Print the following lines exactly, from the first line to the last.

-----

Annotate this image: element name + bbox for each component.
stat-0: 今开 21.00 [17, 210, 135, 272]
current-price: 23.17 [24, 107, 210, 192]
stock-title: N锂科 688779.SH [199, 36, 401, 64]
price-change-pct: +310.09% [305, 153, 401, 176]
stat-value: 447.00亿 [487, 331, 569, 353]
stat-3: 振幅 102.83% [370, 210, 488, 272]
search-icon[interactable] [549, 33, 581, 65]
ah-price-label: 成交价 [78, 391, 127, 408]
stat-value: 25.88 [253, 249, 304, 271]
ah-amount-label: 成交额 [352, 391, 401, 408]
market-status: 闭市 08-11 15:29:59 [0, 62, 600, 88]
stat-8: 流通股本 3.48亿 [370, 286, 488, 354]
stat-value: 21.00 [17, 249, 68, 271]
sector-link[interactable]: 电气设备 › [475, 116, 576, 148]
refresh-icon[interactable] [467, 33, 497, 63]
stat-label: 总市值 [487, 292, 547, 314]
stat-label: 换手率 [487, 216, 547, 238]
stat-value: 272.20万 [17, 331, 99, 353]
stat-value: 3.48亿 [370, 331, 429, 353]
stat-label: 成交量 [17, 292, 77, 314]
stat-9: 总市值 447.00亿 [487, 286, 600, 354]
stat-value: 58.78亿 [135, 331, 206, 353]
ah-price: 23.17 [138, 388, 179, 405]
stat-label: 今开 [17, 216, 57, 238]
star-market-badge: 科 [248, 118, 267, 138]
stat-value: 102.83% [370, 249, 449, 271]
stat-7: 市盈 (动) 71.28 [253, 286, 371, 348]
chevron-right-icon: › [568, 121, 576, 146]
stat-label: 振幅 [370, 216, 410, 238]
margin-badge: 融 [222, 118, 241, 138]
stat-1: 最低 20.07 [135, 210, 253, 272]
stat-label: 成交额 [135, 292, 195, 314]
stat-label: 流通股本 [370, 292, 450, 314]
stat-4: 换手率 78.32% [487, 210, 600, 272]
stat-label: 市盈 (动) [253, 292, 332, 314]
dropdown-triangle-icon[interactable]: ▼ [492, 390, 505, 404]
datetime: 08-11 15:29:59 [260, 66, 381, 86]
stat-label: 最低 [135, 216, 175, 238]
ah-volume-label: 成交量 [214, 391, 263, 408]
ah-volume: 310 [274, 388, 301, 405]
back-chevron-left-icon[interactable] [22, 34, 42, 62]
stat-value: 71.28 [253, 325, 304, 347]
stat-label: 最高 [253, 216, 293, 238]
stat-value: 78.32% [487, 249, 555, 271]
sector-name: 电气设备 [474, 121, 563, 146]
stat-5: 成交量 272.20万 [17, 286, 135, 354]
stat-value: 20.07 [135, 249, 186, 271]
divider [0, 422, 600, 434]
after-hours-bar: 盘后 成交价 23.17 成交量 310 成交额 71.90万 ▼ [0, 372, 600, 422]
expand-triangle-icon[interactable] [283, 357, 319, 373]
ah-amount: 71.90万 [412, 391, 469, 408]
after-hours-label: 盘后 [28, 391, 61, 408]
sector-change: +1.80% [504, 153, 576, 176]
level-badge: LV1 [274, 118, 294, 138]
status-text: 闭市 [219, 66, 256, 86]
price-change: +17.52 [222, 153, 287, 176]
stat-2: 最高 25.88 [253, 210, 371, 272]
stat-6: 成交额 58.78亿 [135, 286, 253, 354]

-----

◆ **Task solution**:
Annotate this image: element name + bbox for each component.
stat-0: 今开 21.00 [17, 210, 135, 272]
current-price: 23.17 [24, 107, 210, 192]
stock-title: N锂科 688779.SH [199, 36, 401, 64]
price-change-pct: +310.09% [305, 153, 401, 176]
stat-value: 447.00亿 [487, 331, 569, 353]
stat-3: 振幅 102.83% [370, 210, 488, 272]
search-icon[interactable] [549, 33, 581, 65]
ah-price-label: 成交价 [78, 391, 127, 408]
stat-value: 25.88 [253, 249, 304, 271]
ah-amount-label: 成交额 [352, 391, 401, 408]
market-status: 闭市 08-11 15:29:59 [0, 62, 600, 88]
stat-8: 流通股本 3.48亿 [370, 286, 488, 354]
stat-value: 21.00 [17, 249, 68, 271]
sector-link[interactable]: 电气设备 › [475, 116, 576, 148]
refresh-icon[interactable] [467, 33, 497, 63]
stat-label: 总市值 [487, 292, 547, 314]
stat-label: 换手率 [487, 216, 547, 238]
stat-value: 272.20万 [17, 331, 99, 353]
stat-value: 3.48亿 [370, 331, 429, 353]
stat-label: 成交量 [17, 292, 77, 314]
stat-9: 总市值 447.00亿 [487, 286, 600, 354]
stat-value: 58.78亿 [135, 331, 206, 353]
ah-price: 23.17 [138, 388, 179, 405]
stat-label: 今开 [17, 216, 57, 238]
star-market-badge: 科 [248, 118, 267, 138]
stat-value: 102.83% [370, 249, 449, 271]
stat-7: 市盈 (动) 71.28 [253, 286, 371, 348]
chevron-right-icon: › [568, 121, 576, 146]
stat-label: 振幅 [370, 216, 410, 238]
margin-badge: 融 [222, 118, 241, 138]
stat-1: 最低 20.07 [135, 210, 253, 272]
stat-label: 成交额 [135, 292, 195, 314]
stat-label: 流通股本 [370, 292, 450, 314]
stat-4: 换手率 78.32% [487, 210, 600, 272]
stat-label: 市盈 (动) [253, 292, 332, 314]
dropdown-triangle-icon[interactable]: ▼ [492, 390, 505, 404]
datetime: 08-11 15:29:59 [260, 66, 381, 86]
stat-label: 最低 [135, 216, 175, 238]
ah-volume-label: 成交量 [214, 391, 263, 408]
ah-volume: 310 [274, 388, 301, 405]
back-chevron-left-icon[interactable] [22, 34, 42, 62]
stat-value: 71.28 [253, 325, 304, 347]
stat-label: 最高 [253, 216, 293, 238]
stat-value: 78.32% [487, 249, 555, 271]
sector-name: 电气设备 [474, 121, 563, 146]
stat-5: 成交量 272.20万 [17, 286, 135, 354]
stat-value: 20.07 [135, 249, 186, 271]
divider [0, 422, 600, 434]
after-hours-bar: 盘后 成交价 23.17 成交量 310 成交额 71.90万 ▼ [0, 372, 600, 422]
expand-triangle-icon[interactable] [283, 357, 319, 373]
ah-amount: 71.90万 [412, 391, 469, 408]
after-hours-label: 盘后 [28, 391, 61, 408]
sector-change: +1.80% [504, 153, 576, 176]
level-badge: LV1 [274, 118, 294, 138]
status-text: 闭市 [219, 66, 256, 86]
price-change: +17.52 [222, 153, 287, 176]
stat-2: 最高 25.88 [253, 210, 371, 272]
stat-6: 成交额 58.78亿 [135, 286, 253, 354]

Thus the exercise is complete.